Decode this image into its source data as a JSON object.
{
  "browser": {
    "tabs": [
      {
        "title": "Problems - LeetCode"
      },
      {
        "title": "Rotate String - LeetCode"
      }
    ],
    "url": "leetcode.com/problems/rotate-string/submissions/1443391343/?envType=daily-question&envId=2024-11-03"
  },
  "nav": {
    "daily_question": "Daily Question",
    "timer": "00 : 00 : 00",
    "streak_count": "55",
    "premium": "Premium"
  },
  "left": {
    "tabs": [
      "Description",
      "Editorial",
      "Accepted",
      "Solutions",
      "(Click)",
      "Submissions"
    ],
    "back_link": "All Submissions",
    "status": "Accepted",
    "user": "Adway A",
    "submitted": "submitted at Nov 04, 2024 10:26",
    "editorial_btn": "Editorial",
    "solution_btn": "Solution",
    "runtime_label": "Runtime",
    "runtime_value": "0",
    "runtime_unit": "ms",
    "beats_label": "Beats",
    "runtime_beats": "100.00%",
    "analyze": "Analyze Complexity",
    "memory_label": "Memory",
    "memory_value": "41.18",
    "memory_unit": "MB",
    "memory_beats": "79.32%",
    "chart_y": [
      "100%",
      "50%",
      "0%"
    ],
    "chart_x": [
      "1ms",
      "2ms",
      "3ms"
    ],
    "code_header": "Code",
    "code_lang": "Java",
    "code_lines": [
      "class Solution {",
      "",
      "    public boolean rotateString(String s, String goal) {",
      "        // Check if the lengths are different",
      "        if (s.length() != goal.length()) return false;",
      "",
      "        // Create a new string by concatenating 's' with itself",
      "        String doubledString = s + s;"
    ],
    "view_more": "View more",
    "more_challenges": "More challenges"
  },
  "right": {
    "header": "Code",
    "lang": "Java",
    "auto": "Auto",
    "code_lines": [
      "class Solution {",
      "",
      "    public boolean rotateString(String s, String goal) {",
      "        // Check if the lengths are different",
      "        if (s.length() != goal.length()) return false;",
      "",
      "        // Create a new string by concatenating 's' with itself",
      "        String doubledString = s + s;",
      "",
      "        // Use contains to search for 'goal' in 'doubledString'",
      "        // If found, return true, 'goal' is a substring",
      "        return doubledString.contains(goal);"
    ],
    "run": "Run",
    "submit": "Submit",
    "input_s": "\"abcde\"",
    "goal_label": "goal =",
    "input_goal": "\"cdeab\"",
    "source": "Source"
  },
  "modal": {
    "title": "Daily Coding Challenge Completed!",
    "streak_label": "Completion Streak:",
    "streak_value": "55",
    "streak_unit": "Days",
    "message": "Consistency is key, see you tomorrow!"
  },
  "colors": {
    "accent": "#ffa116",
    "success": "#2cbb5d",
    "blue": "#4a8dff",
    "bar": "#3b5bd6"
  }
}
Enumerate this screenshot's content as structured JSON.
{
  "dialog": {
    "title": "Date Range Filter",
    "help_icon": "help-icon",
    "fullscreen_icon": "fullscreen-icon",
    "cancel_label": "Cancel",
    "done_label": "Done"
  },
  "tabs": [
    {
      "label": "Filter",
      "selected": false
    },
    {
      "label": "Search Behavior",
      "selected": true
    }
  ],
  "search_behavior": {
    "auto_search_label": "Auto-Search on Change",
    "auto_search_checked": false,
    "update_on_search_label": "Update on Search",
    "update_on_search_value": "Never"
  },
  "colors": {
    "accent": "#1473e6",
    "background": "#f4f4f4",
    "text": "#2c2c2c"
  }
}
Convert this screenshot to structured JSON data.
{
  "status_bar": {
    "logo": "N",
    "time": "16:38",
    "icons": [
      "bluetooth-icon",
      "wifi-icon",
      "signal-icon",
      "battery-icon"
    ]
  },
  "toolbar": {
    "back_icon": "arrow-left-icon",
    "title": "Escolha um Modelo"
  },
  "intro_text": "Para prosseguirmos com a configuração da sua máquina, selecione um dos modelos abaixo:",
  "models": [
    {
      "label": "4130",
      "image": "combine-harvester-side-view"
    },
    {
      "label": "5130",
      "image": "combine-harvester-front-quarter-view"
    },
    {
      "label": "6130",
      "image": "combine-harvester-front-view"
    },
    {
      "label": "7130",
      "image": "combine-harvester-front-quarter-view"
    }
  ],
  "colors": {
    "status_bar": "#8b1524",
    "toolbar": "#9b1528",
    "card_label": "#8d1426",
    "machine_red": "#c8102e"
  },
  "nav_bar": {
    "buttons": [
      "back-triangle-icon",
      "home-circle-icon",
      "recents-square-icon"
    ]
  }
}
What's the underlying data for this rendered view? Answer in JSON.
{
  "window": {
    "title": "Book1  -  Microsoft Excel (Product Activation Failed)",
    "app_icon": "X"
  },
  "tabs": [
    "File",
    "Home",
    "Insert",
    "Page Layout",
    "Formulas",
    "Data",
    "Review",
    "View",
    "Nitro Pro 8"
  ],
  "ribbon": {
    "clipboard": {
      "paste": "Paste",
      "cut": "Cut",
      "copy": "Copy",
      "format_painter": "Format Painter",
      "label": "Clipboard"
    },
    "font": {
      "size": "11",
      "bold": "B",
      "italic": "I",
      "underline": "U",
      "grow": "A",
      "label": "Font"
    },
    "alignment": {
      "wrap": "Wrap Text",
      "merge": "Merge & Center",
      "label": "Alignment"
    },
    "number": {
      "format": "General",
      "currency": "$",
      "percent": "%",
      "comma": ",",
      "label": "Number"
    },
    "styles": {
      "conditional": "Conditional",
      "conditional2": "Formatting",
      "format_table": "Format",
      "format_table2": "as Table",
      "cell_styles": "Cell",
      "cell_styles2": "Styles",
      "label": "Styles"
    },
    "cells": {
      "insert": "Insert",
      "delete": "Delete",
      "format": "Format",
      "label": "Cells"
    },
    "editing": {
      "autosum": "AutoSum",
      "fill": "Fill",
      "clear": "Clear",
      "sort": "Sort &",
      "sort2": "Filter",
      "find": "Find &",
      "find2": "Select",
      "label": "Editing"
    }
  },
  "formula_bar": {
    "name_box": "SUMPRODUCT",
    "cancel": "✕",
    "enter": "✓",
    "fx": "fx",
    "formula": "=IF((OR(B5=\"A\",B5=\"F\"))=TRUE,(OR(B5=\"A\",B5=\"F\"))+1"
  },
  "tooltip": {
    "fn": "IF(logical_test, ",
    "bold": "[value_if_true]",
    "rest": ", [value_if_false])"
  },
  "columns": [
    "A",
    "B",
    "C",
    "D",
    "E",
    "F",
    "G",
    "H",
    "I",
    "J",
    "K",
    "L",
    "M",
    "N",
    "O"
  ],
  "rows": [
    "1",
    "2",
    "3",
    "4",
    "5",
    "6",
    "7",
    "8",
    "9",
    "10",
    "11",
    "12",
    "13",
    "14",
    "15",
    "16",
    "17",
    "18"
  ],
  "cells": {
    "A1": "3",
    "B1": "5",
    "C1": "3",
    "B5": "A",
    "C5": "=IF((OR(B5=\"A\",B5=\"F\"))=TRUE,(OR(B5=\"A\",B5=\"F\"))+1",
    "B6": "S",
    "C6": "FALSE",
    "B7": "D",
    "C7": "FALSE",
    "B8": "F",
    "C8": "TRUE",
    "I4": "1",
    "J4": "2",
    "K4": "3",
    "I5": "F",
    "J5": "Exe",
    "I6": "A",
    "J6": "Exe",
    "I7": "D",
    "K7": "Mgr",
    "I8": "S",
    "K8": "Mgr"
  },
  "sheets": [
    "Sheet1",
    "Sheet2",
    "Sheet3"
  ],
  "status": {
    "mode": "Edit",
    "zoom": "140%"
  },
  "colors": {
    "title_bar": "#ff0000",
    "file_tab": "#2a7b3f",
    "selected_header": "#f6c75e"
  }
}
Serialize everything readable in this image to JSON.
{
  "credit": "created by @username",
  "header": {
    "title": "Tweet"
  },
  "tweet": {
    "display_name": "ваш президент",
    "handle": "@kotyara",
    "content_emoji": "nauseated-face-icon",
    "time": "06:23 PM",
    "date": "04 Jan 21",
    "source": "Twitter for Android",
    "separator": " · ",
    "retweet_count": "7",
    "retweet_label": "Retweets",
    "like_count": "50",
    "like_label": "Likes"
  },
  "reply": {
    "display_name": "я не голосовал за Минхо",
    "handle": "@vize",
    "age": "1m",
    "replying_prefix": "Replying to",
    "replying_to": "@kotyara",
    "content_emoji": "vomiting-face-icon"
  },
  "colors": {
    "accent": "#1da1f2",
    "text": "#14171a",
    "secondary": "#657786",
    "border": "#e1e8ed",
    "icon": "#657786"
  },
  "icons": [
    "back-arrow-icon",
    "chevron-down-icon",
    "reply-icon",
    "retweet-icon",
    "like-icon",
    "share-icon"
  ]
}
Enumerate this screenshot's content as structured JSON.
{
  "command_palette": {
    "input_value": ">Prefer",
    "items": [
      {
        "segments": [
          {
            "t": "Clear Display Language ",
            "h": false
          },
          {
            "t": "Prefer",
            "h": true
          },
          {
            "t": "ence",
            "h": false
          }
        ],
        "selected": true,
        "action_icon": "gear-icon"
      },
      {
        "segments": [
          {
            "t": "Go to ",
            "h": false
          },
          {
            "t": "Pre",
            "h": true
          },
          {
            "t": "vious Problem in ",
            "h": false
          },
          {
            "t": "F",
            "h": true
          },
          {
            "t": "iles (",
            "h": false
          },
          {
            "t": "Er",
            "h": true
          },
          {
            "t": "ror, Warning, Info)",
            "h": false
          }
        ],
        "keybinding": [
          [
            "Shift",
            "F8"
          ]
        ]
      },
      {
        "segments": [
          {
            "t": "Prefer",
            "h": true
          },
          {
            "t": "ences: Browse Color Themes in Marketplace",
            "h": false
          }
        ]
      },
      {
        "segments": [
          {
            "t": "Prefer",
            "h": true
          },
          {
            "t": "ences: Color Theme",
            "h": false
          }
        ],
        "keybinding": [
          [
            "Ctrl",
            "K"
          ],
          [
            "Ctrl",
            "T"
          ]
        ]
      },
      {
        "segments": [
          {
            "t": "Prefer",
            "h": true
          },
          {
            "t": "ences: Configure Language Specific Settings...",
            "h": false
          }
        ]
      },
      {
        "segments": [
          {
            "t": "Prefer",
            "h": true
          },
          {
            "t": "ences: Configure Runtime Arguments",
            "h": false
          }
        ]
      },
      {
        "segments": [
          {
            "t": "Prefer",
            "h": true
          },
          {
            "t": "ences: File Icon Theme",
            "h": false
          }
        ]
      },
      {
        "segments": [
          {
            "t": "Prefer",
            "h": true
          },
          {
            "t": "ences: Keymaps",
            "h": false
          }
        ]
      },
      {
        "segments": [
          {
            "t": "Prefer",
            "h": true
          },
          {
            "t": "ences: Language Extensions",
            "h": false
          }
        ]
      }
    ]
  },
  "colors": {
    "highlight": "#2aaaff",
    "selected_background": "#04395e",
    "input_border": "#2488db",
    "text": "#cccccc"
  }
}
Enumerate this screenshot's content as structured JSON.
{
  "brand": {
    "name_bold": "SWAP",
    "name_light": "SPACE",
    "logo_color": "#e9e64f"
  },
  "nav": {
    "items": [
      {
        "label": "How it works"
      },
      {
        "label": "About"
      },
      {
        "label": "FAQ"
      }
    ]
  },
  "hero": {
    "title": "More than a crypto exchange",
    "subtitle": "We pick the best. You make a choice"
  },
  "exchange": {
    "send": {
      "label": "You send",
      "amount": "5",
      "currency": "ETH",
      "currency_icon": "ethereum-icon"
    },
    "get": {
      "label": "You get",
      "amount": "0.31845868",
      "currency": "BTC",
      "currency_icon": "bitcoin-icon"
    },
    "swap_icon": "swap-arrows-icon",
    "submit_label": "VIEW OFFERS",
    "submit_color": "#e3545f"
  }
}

============================================================

> **WHAT THE TASK REQUIRES**
Which lines include the word "combine"? List them all.

> **RESPONSE**
      "image": "combine-harvester-side-view"
      "image": "combine-harvester-front-quarter-view"
      "image": "combine-harvester-front-view"
      "image": "combine-harvester-front-quarter-view"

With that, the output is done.